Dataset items
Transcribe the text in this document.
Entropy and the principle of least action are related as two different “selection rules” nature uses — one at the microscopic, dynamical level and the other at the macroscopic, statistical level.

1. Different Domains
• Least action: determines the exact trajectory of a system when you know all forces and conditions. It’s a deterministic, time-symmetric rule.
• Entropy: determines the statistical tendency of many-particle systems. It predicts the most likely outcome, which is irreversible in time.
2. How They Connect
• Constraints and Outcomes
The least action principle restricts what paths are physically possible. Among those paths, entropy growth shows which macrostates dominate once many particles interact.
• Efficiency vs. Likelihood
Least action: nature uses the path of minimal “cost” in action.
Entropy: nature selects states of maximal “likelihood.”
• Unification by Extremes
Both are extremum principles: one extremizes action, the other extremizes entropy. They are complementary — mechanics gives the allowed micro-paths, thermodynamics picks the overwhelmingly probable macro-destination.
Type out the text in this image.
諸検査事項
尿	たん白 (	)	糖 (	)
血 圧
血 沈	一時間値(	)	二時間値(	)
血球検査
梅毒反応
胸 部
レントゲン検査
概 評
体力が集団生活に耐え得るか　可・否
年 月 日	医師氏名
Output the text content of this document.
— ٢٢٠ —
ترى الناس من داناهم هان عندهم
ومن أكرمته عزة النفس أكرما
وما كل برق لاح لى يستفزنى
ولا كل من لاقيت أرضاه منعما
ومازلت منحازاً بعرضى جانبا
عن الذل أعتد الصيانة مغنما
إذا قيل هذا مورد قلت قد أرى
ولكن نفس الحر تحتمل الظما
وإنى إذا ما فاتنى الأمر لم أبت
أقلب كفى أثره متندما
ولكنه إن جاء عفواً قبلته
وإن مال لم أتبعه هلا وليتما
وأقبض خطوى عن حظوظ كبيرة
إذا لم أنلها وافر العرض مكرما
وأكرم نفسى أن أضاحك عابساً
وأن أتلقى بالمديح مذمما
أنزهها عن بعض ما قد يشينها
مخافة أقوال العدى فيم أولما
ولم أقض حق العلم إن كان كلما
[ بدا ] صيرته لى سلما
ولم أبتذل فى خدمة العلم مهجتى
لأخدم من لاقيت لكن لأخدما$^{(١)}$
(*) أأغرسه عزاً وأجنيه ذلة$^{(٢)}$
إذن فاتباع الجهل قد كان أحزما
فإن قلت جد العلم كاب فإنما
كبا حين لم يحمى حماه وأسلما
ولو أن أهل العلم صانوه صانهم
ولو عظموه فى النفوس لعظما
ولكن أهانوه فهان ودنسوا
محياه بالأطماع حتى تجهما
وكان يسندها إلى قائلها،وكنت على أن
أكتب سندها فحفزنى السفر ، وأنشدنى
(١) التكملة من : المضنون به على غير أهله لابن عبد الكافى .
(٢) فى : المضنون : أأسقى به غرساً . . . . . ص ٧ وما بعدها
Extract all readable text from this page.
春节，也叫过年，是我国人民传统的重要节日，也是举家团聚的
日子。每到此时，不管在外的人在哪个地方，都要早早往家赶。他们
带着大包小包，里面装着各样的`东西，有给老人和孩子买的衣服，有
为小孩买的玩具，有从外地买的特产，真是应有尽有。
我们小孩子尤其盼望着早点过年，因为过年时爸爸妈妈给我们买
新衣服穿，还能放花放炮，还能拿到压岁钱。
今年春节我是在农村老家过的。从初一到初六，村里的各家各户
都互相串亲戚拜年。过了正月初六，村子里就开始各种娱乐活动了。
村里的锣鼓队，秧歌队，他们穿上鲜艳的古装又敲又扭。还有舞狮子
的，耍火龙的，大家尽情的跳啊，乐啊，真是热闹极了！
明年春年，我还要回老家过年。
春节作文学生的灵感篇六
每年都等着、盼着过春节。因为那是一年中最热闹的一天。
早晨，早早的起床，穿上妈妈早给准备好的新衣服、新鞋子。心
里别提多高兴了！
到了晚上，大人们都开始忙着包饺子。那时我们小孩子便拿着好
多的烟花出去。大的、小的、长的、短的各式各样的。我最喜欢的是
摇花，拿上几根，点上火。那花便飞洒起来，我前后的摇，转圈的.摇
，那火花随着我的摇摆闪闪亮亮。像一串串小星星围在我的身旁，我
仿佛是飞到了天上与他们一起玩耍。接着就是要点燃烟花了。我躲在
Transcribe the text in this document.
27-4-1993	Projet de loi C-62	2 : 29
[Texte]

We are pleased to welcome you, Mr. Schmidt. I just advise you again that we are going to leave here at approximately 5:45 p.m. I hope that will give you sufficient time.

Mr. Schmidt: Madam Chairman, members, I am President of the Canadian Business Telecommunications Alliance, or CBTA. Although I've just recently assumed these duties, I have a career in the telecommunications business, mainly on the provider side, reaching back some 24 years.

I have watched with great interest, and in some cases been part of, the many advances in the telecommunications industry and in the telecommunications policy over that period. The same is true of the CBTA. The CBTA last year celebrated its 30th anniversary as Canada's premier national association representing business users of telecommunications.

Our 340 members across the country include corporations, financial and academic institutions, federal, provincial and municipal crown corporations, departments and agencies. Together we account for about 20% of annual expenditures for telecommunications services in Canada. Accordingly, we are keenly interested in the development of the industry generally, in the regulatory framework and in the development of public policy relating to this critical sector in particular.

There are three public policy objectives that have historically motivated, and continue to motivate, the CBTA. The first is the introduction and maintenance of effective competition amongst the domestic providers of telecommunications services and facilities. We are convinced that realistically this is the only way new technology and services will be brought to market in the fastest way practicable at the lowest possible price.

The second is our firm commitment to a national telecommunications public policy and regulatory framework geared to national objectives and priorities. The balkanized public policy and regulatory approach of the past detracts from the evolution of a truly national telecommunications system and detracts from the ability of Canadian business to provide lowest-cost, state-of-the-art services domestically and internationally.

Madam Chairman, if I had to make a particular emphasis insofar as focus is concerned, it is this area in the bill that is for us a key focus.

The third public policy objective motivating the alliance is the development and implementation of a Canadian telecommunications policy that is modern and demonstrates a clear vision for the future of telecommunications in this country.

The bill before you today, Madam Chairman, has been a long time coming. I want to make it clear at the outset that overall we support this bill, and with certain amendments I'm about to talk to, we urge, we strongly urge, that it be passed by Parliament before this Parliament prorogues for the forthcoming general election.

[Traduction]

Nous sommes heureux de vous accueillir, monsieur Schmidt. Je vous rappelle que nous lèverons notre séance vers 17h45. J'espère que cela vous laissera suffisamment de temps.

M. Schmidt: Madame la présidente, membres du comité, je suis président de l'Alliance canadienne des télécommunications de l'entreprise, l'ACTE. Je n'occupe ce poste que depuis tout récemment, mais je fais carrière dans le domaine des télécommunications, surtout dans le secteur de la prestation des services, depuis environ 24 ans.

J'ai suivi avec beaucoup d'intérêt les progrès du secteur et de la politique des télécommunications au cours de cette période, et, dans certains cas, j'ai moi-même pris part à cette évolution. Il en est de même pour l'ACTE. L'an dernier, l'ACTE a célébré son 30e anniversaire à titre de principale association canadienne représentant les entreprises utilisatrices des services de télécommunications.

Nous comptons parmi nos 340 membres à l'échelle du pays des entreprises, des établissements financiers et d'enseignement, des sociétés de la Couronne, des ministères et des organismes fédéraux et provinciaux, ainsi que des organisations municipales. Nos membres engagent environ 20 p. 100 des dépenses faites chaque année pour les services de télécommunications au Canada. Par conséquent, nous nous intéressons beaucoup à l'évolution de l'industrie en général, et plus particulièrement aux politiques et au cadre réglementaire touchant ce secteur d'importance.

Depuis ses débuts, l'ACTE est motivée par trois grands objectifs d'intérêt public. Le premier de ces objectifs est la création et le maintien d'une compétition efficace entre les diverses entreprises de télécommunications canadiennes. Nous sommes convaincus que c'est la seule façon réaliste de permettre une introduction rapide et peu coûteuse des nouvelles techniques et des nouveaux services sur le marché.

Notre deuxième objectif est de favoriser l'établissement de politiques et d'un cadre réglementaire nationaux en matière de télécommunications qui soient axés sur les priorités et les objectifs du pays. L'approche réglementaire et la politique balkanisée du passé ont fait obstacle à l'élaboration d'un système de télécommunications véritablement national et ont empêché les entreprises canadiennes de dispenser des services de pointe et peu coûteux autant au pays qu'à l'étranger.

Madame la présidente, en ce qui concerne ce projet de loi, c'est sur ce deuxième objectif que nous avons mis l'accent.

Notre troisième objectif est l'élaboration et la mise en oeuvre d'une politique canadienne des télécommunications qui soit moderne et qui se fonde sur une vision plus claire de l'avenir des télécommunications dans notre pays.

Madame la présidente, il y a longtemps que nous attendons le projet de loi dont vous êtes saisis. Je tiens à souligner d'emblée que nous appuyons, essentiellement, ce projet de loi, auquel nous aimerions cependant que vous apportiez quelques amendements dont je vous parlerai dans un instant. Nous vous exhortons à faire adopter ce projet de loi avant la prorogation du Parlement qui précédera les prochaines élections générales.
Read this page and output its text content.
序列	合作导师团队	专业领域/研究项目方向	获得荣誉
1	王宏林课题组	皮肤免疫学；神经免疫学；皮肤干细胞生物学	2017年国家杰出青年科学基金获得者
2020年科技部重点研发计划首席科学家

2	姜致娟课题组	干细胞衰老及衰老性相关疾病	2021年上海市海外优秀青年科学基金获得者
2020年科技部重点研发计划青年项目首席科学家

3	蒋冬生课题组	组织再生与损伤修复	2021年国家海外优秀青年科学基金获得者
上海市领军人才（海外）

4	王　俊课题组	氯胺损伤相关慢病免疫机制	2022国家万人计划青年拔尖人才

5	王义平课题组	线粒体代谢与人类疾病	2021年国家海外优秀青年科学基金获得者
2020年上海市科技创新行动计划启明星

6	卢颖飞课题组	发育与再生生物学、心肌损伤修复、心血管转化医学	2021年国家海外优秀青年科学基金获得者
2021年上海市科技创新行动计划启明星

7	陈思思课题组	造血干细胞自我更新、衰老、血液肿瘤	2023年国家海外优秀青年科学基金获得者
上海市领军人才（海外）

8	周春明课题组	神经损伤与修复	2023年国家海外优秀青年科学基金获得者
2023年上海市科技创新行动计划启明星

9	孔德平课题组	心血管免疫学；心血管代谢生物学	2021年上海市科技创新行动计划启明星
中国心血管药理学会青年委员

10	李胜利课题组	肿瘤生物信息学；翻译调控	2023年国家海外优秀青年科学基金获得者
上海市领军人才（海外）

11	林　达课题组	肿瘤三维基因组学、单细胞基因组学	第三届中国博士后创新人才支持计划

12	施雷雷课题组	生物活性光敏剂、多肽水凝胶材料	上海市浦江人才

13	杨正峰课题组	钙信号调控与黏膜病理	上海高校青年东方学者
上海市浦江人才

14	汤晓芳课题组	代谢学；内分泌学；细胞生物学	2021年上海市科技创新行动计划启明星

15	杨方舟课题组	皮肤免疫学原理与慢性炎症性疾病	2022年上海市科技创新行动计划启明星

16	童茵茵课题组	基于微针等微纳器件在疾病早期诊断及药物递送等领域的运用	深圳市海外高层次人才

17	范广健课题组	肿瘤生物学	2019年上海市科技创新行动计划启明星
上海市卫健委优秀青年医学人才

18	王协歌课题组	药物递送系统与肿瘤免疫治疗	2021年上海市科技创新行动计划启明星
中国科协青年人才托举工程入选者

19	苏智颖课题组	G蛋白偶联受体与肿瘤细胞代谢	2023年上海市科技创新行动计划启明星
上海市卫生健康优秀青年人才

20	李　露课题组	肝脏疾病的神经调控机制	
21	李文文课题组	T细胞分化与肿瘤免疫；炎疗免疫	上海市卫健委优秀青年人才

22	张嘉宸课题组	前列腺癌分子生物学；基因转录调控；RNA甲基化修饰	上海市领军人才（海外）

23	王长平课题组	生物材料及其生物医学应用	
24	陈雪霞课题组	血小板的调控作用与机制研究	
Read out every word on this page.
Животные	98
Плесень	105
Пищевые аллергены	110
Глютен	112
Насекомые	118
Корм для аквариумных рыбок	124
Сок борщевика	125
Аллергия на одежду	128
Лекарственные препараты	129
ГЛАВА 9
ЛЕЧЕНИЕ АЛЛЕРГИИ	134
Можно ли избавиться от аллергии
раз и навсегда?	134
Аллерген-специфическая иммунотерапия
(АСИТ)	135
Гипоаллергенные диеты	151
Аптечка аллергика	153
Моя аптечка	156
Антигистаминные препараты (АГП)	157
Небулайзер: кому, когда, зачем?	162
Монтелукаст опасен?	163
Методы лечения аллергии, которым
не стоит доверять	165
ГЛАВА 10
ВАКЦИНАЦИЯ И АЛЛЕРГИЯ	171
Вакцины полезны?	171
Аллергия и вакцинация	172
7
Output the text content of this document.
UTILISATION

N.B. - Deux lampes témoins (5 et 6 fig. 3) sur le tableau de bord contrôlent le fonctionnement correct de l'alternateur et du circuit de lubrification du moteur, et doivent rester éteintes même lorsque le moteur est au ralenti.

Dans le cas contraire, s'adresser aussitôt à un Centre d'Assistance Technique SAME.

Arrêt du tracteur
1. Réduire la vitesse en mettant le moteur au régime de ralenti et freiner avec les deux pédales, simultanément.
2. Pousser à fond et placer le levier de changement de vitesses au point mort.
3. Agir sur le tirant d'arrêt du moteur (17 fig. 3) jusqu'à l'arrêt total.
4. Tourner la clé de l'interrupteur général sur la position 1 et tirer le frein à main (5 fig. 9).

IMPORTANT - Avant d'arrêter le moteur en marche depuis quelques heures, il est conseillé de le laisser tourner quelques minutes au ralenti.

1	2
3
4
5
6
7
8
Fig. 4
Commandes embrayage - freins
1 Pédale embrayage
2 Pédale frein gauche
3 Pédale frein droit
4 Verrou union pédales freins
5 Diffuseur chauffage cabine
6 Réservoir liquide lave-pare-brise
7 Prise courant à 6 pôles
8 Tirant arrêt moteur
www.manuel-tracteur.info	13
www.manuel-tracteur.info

*Request*. Pull every line containing "لاقيت" from the data.

*Answer to this task*.
ولا كل من لاقيت أرضاه منعما
لأخدم من لاقيت لكن لأخدما$^{(١)}$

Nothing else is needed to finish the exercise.